* **Short task**
Extract every record, exactly as written, and ignore the pictures.

* **Data for this exercise**
########################################

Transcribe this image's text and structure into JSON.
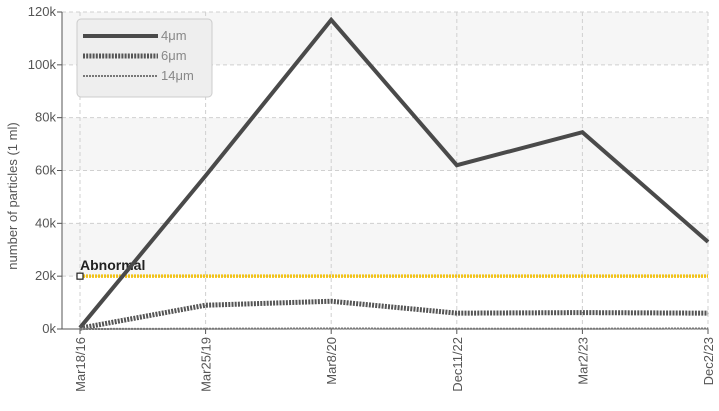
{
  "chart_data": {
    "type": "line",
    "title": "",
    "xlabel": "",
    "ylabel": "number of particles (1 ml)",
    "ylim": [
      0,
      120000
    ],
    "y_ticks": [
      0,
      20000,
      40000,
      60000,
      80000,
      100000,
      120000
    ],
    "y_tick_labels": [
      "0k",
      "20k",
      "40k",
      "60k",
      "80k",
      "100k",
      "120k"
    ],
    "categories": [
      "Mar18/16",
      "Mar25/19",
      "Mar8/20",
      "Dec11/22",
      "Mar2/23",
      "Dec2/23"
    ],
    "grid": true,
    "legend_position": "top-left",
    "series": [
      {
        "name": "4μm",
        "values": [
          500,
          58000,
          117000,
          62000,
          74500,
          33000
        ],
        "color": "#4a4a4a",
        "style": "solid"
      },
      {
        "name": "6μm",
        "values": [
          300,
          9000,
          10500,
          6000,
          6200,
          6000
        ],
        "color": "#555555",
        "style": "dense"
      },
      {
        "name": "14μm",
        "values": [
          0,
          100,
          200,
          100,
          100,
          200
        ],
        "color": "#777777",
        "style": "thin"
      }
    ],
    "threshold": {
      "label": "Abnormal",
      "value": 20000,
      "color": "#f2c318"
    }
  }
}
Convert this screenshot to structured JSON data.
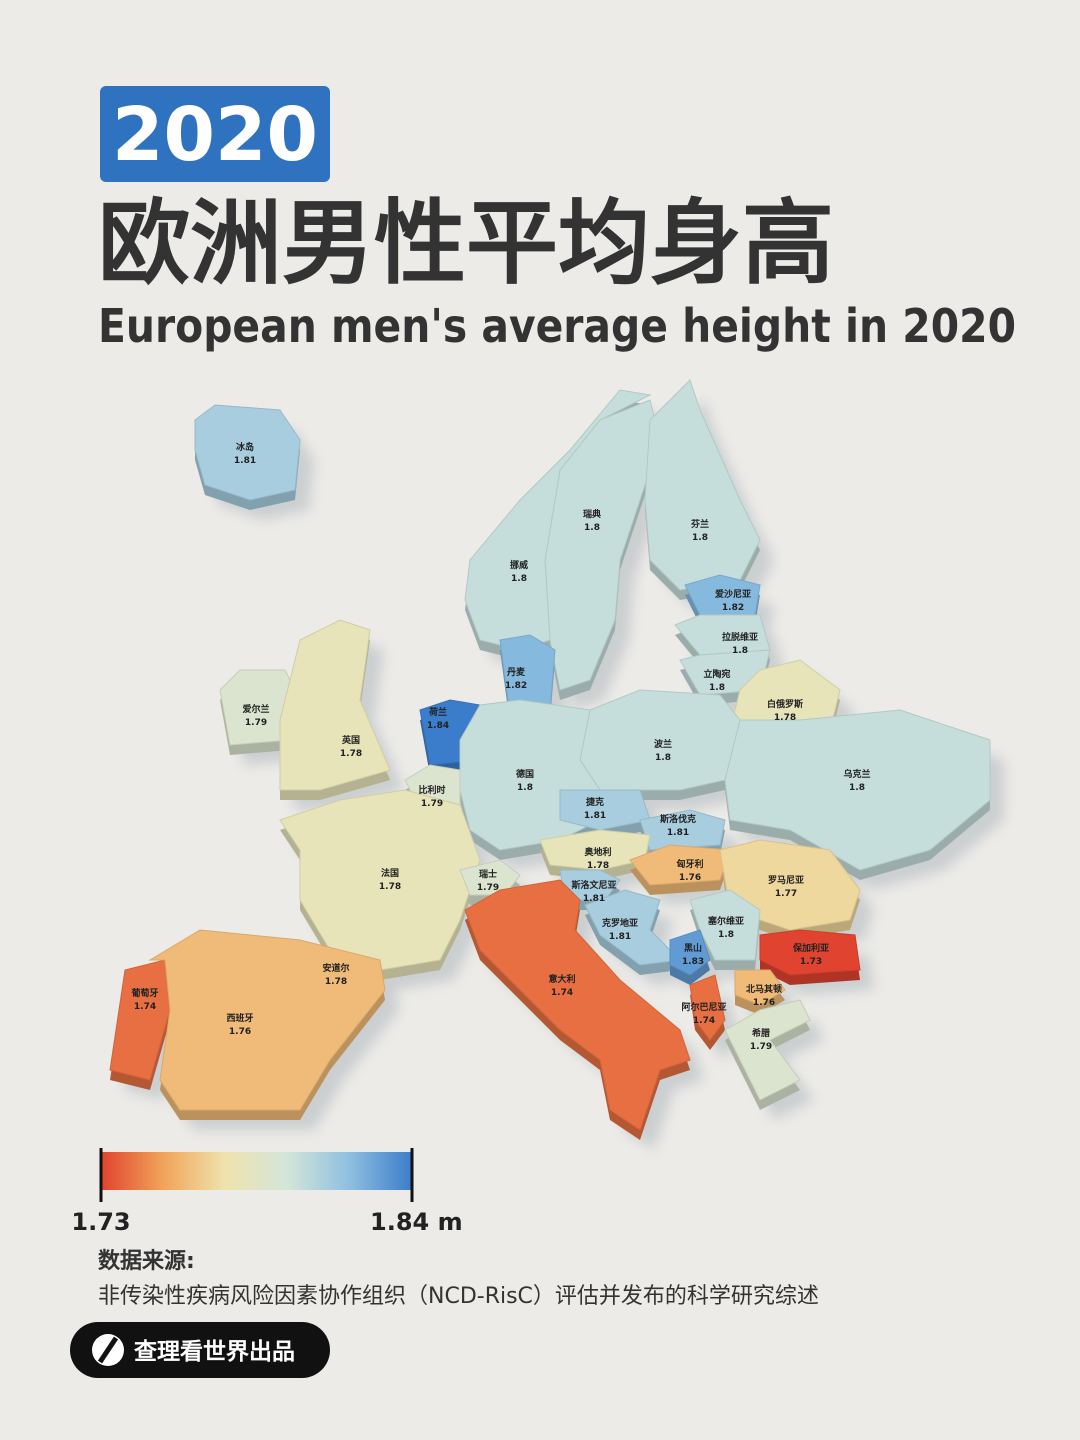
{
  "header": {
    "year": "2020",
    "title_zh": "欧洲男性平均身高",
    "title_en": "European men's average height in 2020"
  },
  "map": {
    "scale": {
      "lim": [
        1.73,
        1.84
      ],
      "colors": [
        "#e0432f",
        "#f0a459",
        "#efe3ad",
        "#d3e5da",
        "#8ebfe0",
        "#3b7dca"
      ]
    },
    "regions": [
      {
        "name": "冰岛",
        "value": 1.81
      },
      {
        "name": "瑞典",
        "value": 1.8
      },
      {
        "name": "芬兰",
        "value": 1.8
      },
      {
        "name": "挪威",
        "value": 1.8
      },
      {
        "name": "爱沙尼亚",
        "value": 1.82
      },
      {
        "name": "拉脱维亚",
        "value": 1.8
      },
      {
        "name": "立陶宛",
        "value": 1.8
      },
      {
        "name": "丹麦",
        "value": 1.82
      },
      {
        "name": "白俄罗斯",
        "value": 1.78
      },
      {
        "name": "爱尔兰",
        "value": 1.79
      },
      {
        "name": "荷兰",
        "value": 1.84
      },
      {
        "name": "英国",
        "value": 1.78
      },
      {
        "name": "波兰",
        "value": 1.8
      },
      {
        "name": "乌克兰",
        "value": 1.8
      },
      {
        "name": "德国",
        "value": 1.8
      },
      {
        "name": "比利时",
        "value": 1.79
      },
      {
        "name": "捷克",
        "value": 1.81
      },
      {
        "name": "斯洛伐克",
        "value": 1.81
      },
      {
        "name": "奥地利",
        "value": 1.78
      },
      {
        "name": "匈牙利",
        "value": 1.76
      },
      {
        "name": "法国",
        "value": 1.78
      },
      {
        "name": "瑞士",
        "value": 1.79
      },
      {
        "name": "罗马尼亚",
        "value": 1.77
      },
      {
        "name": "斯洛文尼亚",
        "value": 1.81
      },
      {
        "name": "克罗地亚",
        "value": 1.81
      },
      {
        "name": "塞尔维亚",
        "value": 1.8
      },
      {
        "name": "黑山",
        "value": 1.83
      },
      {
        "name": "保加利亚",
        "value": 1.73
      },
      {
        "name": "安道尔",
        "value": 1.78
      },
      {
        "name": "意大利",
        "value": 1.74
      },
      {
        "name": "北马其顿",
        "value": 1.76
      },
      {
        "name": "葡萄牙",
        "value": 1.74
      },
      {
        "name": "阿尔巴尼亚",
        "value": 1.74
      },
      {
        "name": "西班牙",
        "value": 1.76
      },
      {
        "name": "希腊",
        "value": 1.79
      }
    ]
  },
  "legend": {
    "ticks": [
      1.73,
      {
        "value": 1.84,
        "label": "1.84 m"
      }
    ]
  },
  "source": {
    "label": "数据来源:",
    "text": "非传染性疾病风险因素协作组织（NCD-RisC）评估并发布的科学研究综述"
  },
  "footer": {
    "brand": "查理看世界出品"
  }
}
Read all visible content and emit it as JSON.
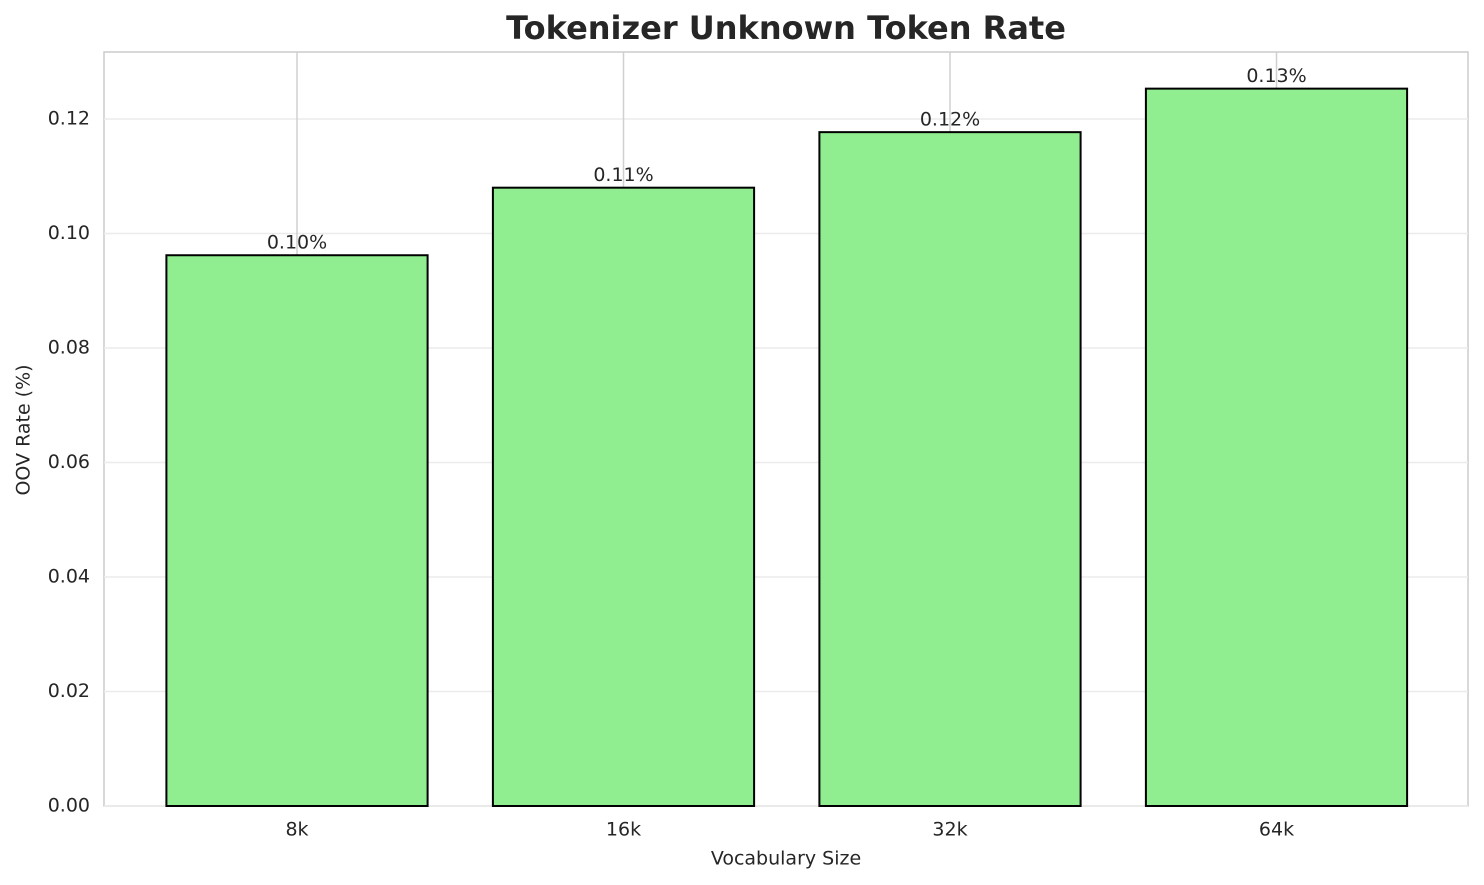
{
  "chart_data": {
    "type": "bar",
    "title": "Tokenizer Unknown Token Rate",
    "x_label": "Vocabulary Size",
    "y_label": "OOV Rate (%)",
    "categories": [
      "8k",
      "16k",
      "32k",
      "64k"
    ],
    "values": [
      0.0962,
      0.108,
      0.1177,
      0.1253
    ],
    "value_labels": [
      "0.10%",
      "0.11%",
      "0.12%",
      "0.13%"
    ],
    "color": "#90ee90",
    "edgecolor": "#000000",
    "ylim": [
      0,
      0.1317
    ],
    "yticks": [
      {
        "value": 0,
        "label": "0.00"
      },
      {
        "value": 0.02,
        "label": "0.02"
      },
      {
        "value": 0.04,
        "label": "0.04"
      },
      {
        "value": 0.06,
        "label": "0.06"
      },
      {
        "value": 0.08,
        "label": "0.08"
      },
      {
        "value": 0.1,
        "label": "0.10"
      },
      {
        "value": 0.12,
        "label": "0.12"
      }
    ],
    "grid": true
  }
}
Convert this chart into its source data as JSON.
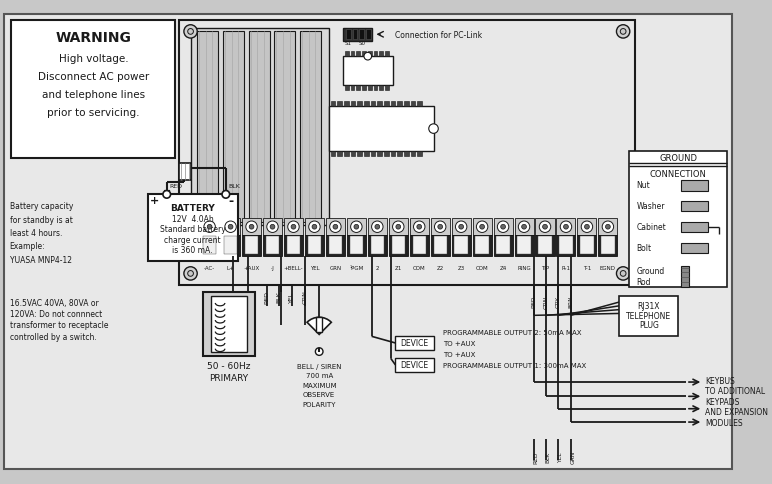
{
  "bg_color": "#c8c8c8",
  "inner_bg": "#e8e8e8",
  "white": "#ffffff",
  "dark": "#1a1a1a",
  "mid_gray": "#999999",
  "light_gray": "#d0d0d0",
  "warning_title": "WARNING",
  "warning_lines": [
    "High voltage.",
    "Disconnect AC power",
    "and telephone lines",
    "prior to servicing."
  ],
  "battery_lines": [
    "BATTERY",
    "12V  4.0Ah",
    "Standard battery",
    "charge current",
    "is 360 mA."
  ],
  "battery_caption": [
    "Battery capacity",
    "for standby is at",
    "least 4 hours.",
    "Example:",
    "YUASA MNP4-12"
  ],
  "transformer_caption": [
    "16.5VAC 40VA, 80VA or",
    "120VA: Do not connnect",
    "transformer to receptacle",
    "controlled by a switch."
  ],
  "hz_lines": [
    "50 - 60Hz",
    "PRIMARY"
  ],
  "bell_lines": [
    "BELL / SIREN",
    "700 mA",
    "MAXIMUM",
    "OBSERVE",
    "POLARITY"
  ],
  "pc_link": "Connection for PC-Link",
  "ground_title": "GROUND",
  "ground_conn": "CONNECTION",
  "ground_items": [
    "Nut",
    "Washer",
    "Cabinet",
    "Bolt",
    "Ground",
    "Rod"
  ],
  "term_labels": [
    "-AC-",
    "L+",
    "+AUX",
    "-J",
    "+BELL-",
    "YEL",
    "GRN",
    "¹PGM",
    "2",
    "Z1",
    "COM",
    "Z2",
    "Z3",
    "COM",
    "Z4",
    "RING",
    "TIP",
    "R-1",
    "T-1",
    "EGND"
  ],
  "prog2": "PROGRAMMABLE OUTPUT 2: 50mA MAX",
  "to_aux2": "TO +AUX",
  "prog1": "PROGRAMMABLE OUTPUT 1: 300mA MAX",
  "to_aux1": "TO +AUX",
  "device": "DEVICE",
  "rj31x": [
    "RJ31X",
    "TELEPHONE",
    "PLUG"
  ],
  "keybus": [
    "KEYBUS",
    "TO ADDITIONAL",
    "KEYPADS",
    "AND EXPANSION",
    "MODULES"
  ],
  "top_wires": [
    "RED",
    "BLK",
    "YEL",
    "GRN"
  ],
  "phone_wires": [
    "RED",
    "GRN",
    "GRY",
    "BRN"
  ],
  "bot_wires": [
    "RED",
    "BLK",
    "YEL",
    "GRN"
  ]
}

########################################

* **Exercise result**
Transcribe this image's text and structure into JSON.
{
  "chart_data": {
    "type": "line",
    "title": "",
    "xlabel": "",
    "ylabel": "number of particles (1 ml)",
    "ylim": [
      0,
      120000
    ],
    "y_ticks": [
      0,
      20000,
      40000,
      60000,
      80000,
      100000,
      120000
    ],
    "y_tick_labels": [
      "0k",
      "20k",
      "40k",
      "60k",
      "80k",
      "100k",
      "120k"
    ],
    "categories": [
      "Mar18/16",
      "Mar25/19",
      "Mar8/20",
      "Dec11/22",
      "Mar2/23",
      "Dec2/23"
    ],
    "grid": true,
    "legend_position": "top-left",
    "series": [
      {
        "name": "4μm",
        "values": [
          500,
          58000,
          117000,
          62000,
          74500,
          33000
        ],
        "color": "#4a4a4a",
        "style": "solid"
      },
      {
        "name": "6μm",
        "values": [
          300,
          9000,
          10500,
          6000,
          6200,
          6000
        ],
        "color": "#555555",
        "style": "dense"
      },
      {
        "name": "14μm",
        "values": [
          0,
          100,
          200,
          100,
          100,
          200
        ],
        "color": "#777777",
        "style": "thin"
      }
    ],
    "threshold": {
      "label": "Abnormal",
      "value": 20000,
      "color": "#f2c318"
    }
  }
}
Convert this screenshot to structured JSON data.
{
  "header": {
    "year": "2020",
    "title_zh": "欧洲男性平均身高",
    "title_en": "European men's average height in 2020"
  },
  "map": {
    "scale": {
      "lim": [
        1.73,
        1.84
      ],
      "colors": [
        "#e0432f",
        "#f0a459",
        "#efe3ad",
        "#d3e5da",
        "#8ebfe0",
        "#3b7dca"
      ]
    },
    "regions": [
      {
        "name": "冰岛",
        "value": 1.81
      },
      {
        "name": "瑞典",
        "value": 1.8
      },
      {
        "name": "芬兰",
        "value": 1.8
      },
      {
        "name": "挪威",
        "value": 1.8
      },
      {
        "name": "爱沙尼亚",
        "value": 1.82
      },
      {
        "name": "拉脱维亚",
        "value": 1.8
      },
      {
        "name": "立陶宛",
        "value": 1.8
      },
      {
        "name": "丹麦",
        "value": 1.82
      },
      {
        "name": "白俄罗斯",
        "value": 1.78
      },
      {
        "name": "爱尔兰",
        "value": 1.79
      },
      {
        "name": "荷兰",
        "value": 1.84
      },
      {
        "name": "英国",
        "value": 1.78
      },
      {
        "name": "波兰",
        "value": 1.8
      },
      {
        "name": "乌克兰",
        "value": 1.8
      },
      {
        "name": "德国",
        "value": 1.8
      },
      {
        "name": "比利时",
        "value": 1.79
      },
      {
        "name": "捷克",
        "value": 1.81
      },
      {
        "name": "斯洛伐克",
        "value": 1.81
      },
      {
        "name": "奥地利",
        "value": 1.78
      },
      {
        "name": "匈牙利",
        "value": 1.76
      },
      {
        "name": "法国",
        "value": 1.78
      },
      {
        "name": "瑞士",
        "value": 1.79
      },
      {
        "name": "罗马尼亚",
        "value": 1.77
      },
      {
        "name": "斯洛文尼亚",
        "value": 1.81
      },
      {
        "name": "克罗地亚",
        "value": 1.81
      },
      {
        "name": "塞尔维亚",
        "value": 1.8
      },
      {
        "name": "黑山",
        "value": 1.83
      },
      {
        "name": "保加利亚",
        "value": 1.73
      },
      {
        "name": "安道尔",
        "value": 1.78
      },
      {
        "name": "意大利",
        "value": 1.74
      },
      {
        "name": "北马其顿",
        "value": 1.76
      },
      {
        "name": "葡萄牙",
        "value": 1.74
      },
      {
        "name": "阿尔巴尼亚",
        "value": 1.74
      },
      {
        "name": "西班牙",
        "value": 1.76
      },
      {
        "name": "希腊",
        "value": 1.79
      }
    ]
  },
  "legend": {
    "ticks": [
      1.73,
      {
        "value": 1.84,
        "label": "1.84 m"
      }
    ]
  },
  "source": {
    "label": "数据来源:",
    "text": "非传染性疾病风险因素协作组织（NCD-RisC）评估并发布的科学研究综述"
  },
  "footer": {
    "brand": "查理看世界出品"
  }
}
Read all visible content and emit it as JSON.
{
  "chart_data": {
    "type": "bar",
    "title": "Tokenizer Unknown Token Rate",
    "x_label": "Vocabulary Size",
    "y_label": "OOV Rate (%)",
    "categories": [
      "8k",
      "16k",
      "32k",
      "64k"
    ],
    "values": [
      0.0962,
      0.108,
      0.1177,
      0.1253
    ],
    "value_labels": [
      "0.10%",
      "0.11%",
      "0.12%",
      "0.13%"
    ],
    "color": "#90ee90",
    "edgecolor": "#000000",
    "ylim": [
      0,
      0.1317
    ],
    "yticks": [
      {
        "value": 0,
        "label": "0.00"
      },
      {
        "value": 0.02,
        "label": "0.02"
      },
      {
        "value": 0.04,
        "label": "0.04"
      },
      {
        "value": 0.06,
        "label": "0.06"
      },
      {
        "value": 0.08,
        "label": "0.08"
      },
      {
        "value": 0.1,
        "label": "0.10"
      },
      {
        "value": 0.12,
        "label": "0.12"
      }
    ],
    "grid": true
  }
}
Convert this chart into its source data as JSON.
{
  "bg_color": "#c8c8c8",
  "inner_bg": "#e8e8e8",
  "white": "#ffffff",
  "dark": "#1a1a1a",
  "mid_gray": "#999999",
  "light_gray": "#d0d0d0",
  "warning_title": "WARNING",
  "warning_lines": [
    "High voltage.",
    "Disconnect AC power",
    "and telephone lines",
    "prior to servicing."
  ],
  "battery_lines": [
    "BATTERY",
    "12V  4.0Ah",
    "Standard battery",
    "charge current",
    "is 360 mA."
  ],
  "battery_caption": [
    "Battery capacity",
    "for standby is at",
    "least 4 hours.",
    "Example:",
    "YUASA MNP4-12"
  ],
  "transformer_caption": [
    "16.5VAC 40VA, 80VA or",
    "120VA: Do not connnect",
    "transformer to receptacle",
    "controlled by a switch."
  ],
  "hz_lines": [
    "50 - 60Hz",
    "PRIMARY"
  ],
  "bell_lines": [
    "BELL / SIREN",
    "700 mA",
    "MAXIMUM",
    "OBSERVE",
    "POLARITY"
  ],
  "pc_link": "Connection for PC-Link",
  "ground_title": "GROUND",
  "ground_conn": "CONNECTION",
  "ground_items": [
    "Nut",
    "Washer",
    "Cabinet",
    "Bolt",
    "Ground",
    "Rod"
  ],
  "term_labels": [
    "-AC-",
    "L+",
    "+AUX",
    "-J",
    "+BELL-",
    "YEL",
    "GRN",
    "¹PGM",
    "2",
    "Z1",
    "COM",
    "Z2",
    "Z3",
    "COM",
    "Z4",
    "RING",
    "TIP",
    "R-1",
    "T-1",
    "EGND"
  ],
  "prog2": "PROGRAMMABLE OUTPUT 2: 50mA MAX",
  "to_aux2": "TO +AUX",
  "prog1": "PROGRAMMABLE OUTPUT 1: 300mA MAX",
  "to_aux1": "TO +AUX",
  "device": "DEVICE",
  "rj31x": [
    "RJ31X",
    "TELEPHONE",
    "PLUG"
  ],
  "keybus": [
    "KEYBUS",
    "TO ADDITIONAL",
    "KEYPADS",
    "AND EXPANSION",
    "MODULES"
  ],
  "top_wires": [
    "RED",
    "BLK",
    "YEL",
    "GRN"
  ],
  "phone_wires": [
    "RED",
    "GRN",
    "GRY",
    "BRN"
  ],
  "bot_wires": [
    "RED",
    "BLK",
    "YEL",
    "GRN"
  ]
}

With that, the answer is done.